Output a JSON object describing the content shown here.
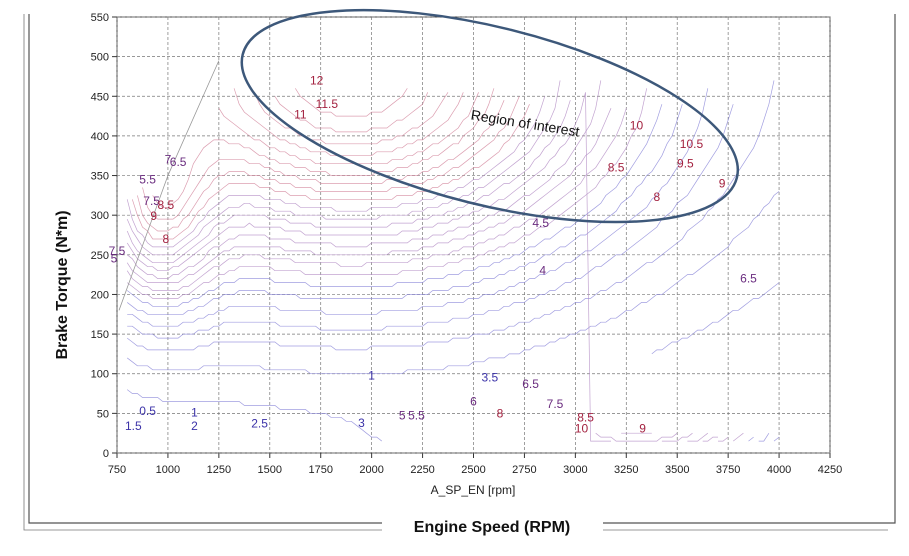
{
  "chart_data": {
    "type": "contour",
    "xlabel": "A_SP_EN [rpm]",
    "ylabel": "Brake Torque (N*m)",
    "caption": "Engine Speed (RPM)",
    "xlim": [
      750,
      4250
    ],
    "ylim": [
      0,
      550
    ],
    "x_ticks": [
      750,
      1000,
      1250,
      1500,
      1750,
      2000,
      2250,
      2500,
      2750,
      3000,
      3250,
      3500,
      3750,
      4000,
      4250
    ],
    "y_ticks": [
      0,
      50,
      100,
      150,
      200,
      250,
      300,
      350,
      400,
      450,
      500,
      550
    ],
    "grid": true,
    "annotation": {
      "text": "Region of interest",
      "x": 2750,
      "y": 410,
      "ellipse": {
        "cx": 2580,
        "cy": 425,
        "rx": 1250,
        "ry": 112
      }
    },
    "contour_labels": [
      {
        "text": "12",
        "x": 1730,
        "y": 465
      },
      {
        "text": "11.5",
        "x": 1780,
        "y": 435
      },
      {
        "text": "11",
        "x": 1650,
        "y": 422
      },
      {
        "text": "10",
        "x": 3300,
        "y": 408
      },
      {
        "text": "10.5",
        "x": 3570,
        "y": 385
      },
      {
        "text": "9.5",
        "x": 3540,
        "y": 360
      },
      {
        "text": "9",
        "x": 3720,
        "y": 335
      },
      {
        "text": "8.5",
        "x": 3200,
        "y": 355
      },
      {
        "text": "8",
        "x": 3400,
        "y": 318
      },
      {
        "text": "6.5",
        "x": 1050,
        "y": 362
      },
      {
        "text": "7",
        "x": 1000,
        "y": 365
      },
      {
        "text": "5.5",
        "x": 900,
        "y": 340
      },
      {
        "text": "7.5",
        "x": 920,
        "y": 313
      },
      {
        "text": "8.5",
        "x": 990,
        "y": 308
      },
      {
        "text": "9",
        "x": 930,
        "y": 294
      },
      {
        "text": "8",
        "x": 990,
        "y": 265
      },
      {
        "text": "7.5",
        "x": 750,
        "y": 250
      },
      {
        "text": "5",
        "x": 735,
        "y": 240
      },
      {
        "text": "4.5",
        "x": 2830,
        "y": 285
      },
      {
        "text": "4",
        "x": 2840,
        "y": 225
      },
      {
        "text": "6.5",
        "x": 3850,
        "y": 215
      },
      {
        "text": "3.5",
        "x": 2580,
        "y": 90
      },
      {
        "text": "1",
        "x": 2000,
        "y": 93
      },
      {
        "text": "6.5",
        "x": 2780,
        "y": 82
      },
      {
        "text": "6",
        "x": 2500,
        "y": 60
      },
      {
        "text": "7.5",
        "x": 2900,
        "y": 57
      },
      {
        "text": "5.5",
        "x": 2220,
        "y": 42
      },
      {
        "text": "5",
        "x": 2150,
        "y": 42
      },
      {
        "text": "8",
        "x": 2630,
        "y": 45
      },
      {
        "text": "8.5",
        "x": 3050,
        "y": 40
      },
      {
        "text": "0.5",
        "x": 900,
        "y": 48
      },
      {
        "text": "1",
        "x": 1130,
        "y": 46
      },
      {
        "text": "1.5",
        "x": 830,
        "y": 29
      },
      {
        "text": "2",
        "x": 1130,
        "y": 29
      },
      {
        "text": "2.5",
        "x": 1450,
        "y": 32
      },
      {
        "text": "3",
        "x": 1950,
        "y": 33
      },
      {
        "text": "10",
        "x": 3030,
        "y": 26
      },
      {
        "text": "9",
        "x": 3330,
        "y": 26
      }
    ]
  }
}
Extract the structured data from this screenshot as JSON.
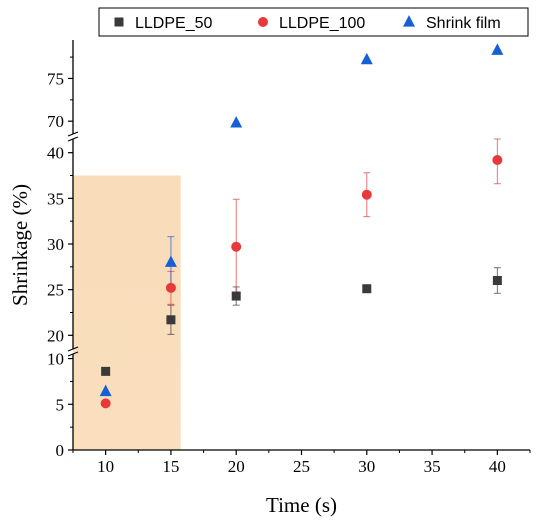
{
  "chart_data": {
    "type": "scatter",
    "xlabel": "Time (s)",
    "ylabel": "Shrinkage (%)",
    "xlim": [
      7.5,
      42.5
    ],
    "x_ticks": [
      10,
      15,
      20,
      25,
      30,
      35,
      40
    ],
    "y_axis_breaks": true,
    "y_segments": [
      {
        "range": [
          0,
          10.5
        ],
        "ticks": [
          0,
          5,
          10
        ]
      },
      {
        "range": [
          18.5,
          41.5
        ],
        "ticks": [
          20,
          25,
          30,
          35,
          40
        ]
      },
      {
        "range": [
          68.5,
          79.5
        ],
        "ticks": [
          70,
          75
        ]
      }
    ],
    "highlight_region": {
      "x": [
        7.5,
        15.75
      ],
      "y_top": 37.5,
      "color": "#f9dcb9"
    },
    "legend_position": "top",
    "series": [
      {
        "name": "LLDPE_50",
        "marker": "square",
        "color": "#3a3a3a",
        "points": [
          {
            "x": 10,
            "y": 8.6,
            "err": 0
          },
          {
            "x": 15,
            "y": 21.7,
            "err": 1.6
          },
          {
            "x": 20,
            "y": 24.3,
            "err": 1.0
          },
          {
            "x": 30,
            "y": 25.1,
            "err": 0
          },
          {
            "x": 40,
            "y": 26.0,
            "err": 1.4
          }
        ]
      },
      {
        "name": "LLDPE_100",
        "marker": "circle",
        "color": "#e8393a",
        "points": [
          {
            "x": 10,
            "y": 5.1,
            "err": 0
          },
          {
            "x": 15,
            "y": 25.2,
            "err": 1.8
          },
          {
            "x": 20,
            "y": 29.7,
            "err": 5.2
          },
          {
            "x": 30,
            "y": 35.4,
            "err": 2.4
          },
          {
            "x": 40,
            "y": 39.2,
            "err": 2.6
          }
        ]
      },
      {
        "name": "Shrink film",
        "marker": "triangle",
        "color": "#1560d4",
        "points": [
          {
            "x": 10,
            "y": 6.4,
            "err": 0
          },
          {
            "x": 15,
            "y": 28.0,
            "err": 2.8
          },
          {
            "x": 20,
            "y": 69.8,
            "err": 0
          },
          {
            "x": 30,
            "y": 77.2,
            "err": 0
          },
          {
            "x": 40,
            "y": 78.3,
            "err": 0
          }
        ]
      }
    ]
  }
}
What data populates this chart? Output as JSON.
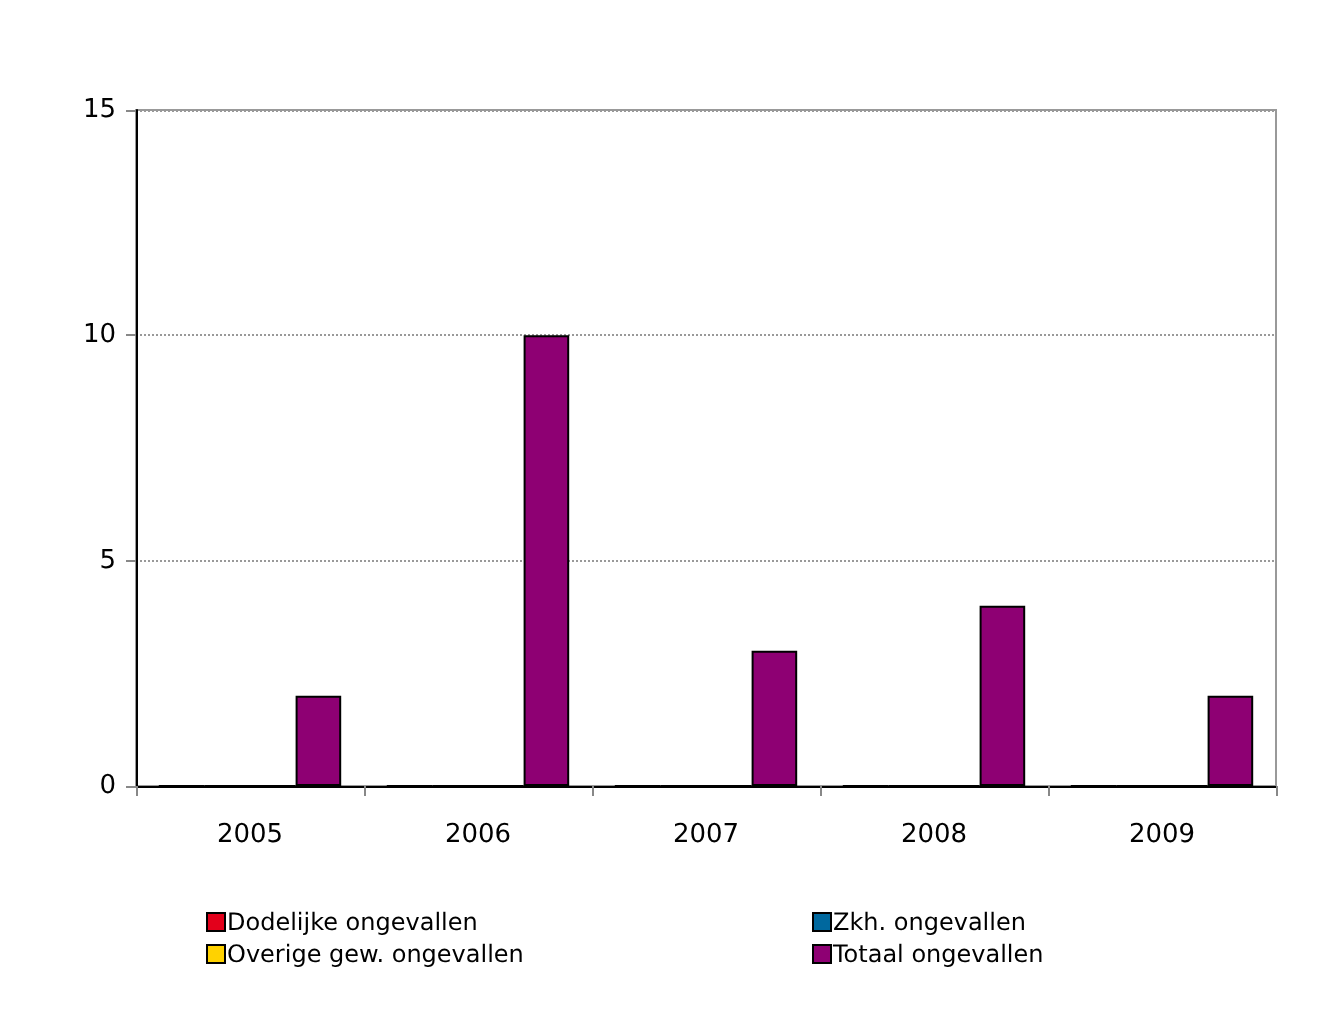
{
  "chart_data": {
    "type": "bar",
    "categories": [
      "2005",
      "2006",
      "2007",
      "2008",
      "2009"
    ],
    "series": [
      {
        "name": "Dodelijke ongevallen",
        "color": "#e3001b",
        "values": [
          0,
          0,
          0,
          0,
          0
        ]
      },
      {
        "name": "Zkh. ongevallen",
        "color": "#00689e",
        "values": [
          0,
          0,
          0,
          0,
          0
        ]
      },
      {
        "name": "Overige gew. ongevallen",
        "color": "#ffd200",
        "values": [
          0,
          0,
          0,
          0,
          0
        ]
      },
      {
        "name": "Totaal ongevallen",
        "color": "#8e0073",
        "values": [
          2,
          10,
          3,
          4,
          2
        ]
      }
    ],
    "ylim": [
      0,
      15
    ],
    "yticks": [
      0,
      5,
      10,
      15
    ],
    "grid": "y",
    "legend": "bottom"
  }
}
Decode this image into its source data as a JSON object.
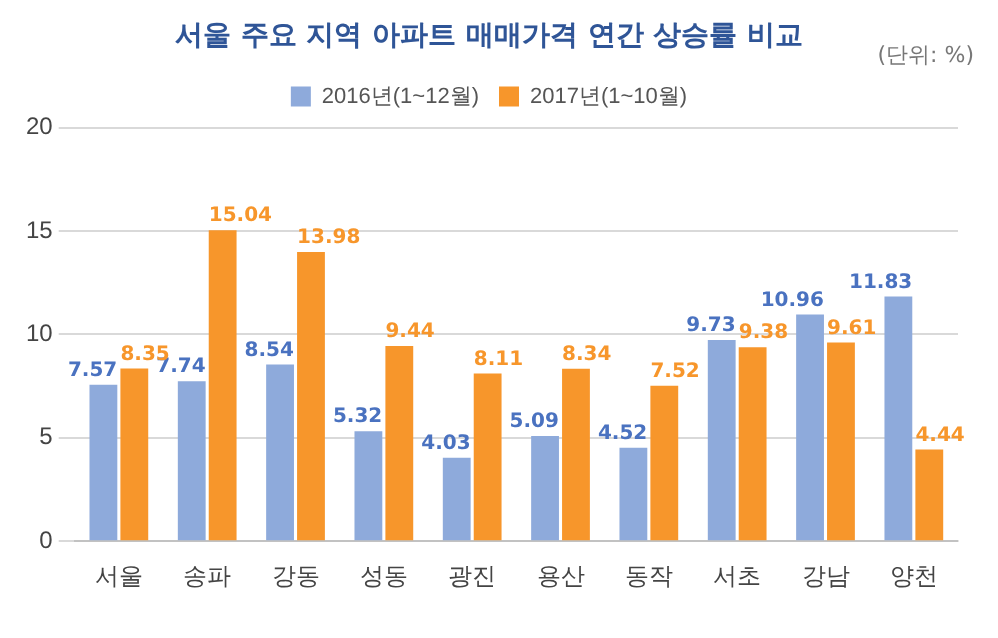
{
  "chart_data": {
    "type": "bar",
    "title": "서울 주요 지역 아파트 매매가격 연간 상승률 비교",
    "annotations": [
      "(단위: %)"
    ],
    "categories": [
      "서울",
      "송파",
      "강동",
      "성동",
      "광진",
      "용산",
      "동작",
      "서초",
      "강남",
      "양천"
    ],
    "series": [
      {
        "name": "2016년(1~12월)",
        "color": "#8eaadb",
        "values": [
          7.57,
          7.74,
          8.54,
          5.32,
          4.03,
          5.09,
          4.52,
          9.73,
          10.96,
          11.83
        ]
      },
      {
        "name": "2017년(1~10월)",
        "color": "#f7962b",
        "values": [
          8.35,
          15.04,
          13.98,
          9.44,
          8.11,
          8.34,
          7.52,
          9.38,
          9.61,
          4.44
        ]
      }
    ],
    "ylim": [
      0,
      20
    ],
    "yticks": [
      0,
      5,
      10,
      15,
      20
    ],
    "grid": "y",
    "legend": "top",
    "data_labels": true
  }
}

##############################

Pictures in the records above are left out; print everything else exactly as written.

Output a JSON object describing the content shown here.
{
  "chart_data": {
    "type": "contour",
    "xlabel": "A_SP_EN [rpm]",
    "ylabel": "Brake Torque (N*m)",
    "caption": "Engine Speed (RPM)",
    "xlim": [
      750,
      4250
    ],
    "ylim": [
      0,
      550
    ],
    "x_ticks": [
      750,
      1000,
      1250,
      1500,
      1750,
      2000,
      2250,
      2500,
      2750,
      3000,
      3250,
      3500,
      3750,
      4000,
      4250
    ],
    "y_ticks": [
      0,
      50,
      100,
      150,
      200,
      250,
      300,
      350,
      400,
      450,
      500,
      550
    ],
    "grid": true,
    "annotation": {
      "text": "Region of interest",
      "x": 2750,
      "y": 410,
      "ellipse": {
        "cx": 2580,
        "cy": 425,
        "rx": 1250,
        "ry": 112
      }
    },
    "contour_labels": [
      {
        "text": "12",
        "x": 1730,
        "y": 465
      },
      {
        "text": "11.5",
        "x": 1780,
        "y": 435
      },
      {
        "text": "11",
        "x": 1650,
        "y": 422
      },
      {
        "text": "10",
        "x": 3300,
        "y": 408
      },
      {
        "text": "10.5",
        "x": 3570,
        "y": 385
      },
      {
        "text": "9.5",
        "x": 3540,
        "y": 360
      },
      {
        "text": "9",
        "x": 3720,
        "y": 335
      },
      {
        "text": "8.5",
        "x": 3200,
        "y": 355
      },
      {
        "text": "8",
        "x": 3400,
        "y": 318
      },
      {
        "text": "6.5",
        "x": 1050,
        "y": 362
      },
      {
        "text": "7",
        "x": 1000,
        "y": 365
      },
      {
        "text": "5.5",
        "x": 900,
        "y": 340
      },
      {
        "text": "7.5",
        "x": 920,
        "y": 313
      },
      {
        "text": "8.5",
        "x": 990,
        "y": 308
      },
      {
        "text": "9",
        "x": 930,
        "y": 294
      },
      {
        "text": "8",
        "x": 990,
        "y": 265
      },
      {
        "text": "7.5",
        "x": 750,
        "y": 250
      },
      {
        "text": "5",
        "x": 735,
        "y": 240
      },
      {
        "text": "4.5",
        "x": 2830,
        "y": 285
      },
      {
        "text": "4",
        "x": 2840,
        "y": 225
      },
      {
        "text": "6.5",
        "x": 3850,
        "y": 215
      },
      {
        "text": "3.5",
        "x": 2580,
        "y": 90
      },
      {
        "text": "1",
        "x": 2000,
        "y": 93
      },
      {
        "text": "6.5",
        "x": 2780,
        "y": 82
      },
      {
        "text": "6",
        "x": 2500,
        "y": 60
      },
      {
        "text": "7.5",
        "x": 2900,
        "y": 57
      },
      {
        "text": "5.5",
        "x": 2220,
        "y": 42
      },
      {
        "text": "5",
        "x": 2150,
        "y": 42
      },
      {
        "text": "8",
        "x": 2630,
        "y": 45
      },
      {
        "text": "8.5",
        "x": 3050,
        "y": 40
      },
      {
        "text": "0.5",
        "x": 900,
        "y": 48
      },
      {
        "text": "1",
        "x": 1130,
        "y": 46
      },
      {
        "text": "1.5",
        "x": 830,
        "y": 29
      },
      {
        "text": "2",
        "x": 1130,
        "y": 29
      },
      {
        "text": "2.5",
        "x": 1450,
        "y": 32
      },
      {
        "text": "3",
        "x": 1950,
        "y": 33
      },
      {
        "text": "10",
        "x": 3030,
        "y": 26
      },
      {
        "text": "9",
        "x": 3330,
        "y": 26
      }
    ]
  }
}
Extract the structured data from this screenshot as JSON.
{
  "chart_data": {
    "type": "scatter",
    "xlabel": "Time (s)",
    "ylabel": "Shrinkage (%)",
    "xlim": [
      7.5,
      42.5
    ],
    "x_ticks": [
      10,
      15,
      20,
      25,
      30,
      35,
      40
    ],
    "y_axis_breaks": true,
    "y_segments": [
      {
        "range": [
          0,
          10.5
        ],
        "ticks": [
          0,
          5,
          10
        ]
      },
      {
        "range": [
          18.5,
          41.5
        ],
        "ticks": [
          20,
          25,
          30,
          35,
          40
        ]
      },
      {
        "range": [
          68.5,
          79.5
        ],
        "ticks": [
          70,
          75
        ]
      }
    ],
    "highlight_region": {
      "x": [
        7.5,
        15.75
      ],
      "y_top": 37.5,
      "color": "#f9dcb9"
    },
    "legend_position": "top",
    "series": [
      {
        "name": "LLDPE_50",
        "marker": "square",
        "color": "#3a3a3a",
        "points": [
          {
            "x": 10,
            "y": 8.6,
            "err": 0
          },
          {
            "x": 15,
            "y": 21.7,
            "err": 1.6
          },
          {
            "x": 20,
            "y": 24.3,
            "err": 1.0
          },
          {
            "x": 30,
            "y": 25.1,
            "err": 0
          },
          {
            "x": 40,
            "y": 26.0,
            "err": 1.4
          }
        ]
      },
      {
        "name": "LLDPE_100",
        "marker": "circle",
        "color": "#e8393a",
        "points": [
          {
            "x": 10,
            "y": 5.1,
            "err": 0
          },
          {
            "x": 15,
            "y": 25.2,
            "err": 1.8
          },
          {
            "x": 20,
            "y": 29.7,
            "err": 5.2
          },
          {
            "x": 30,
            "y": 35.4,
            "err": 2.4
          },
          {
            "x": 40,
            "y": 39.2,
            "err": 2.6
          }
        ]
      },
      {
        "name": "Shrink film",
        "marker": "triangle",
        "color": "#1560d4",
        "points": [
          {
            "x": 10,
            "y": 6.4,
            "err": 0
          },
          {
            "x": 15,
            "y": 28.0,
            "err": 2.8
          },
          {
            "x": 20,
            "y": 69.8,
            "err": 0
          },
          {
            "x": 30,
            "y": 77.2,
            "err": 0
          },
          {
            "x": 40,
            "y": 78.3,
            "err": 0
          }
        ]
      }
    ]
  }
}
What data populates this chart? Output as JSON.
{
  "chart_data": {
    "type": "bar",
    "categories": [
      "2005",
      "2006",
      "2007",
      "2008",
      "2009"
    ],
    "series": [
      {
        "name": "Dodelijke ongevallen",
        "color": "#e3001b",
        "values": [
          0,
          0,
          0,
          0,
          0
        ]
      },
      {
        "name": "Zkh. ongevallen",
        "color": "#00689e",
        "values": [
          0,
          0,
          0,
          0,
          0
        ]
      },
      {
        "name": "Overige gew. ongevallen",
        "color": "#ffd200",
        "values": [
          0,
          0,
          0,
          0,
          0
        ]
      },
      {
        "name": "Totaal ongevallen",
        "color": "#8e0073",
        "values": [
          2,
          10,
          3,
          4,
          2
        ]
      }
    ],
    "ylim": [
      0,
      15
    ],
    "yticks": [
      0,
      5,
      10,
      15
    ],
    "grid": "y",
    "legend": "bottom"
  }
}
Decode this image into its source data as a JSON object.
{
  "chart_data": {
    "type": "bar",
    "title": "서울 주요 지역 아파트 매매가격 연간 상승률 비교",
    "annotations": [
      "(단위: %)"
    ],
    "categories": [
      "서울",
      "송파",
      "강동",
      "성동",
      "광진",
      "용산",
      "동작",
      "서초",
      "강남",
      "양천"
    ],
    "series": [
      {
        "name": "2016년(1~12월)",
        "color": "#8eaadb",
        "values": [
          7.57,
          7.74,
          8.54,
          5.32,
          4.03,
          5.09,
          4.52,
          9.73,
          10.96,
          11.83
        ]
      },
      {
        "name": "2017년(1~10월)",
        "color": "#f7962b",
        "values": [
          8.35,
          15.04,
          13.98,
          9.44,
          8.11,
          8.34,
          7.52,
          9.38,
          9.61,
          4.44
        ]
      }
    ],
    "ylim": [
      0,
      20
    ],
    "yticks": [
      0,
      5,
      10,
      15,
      20
    ],
    "grid": "y",
    "legend": "top",
    "data_labels": true
  }
}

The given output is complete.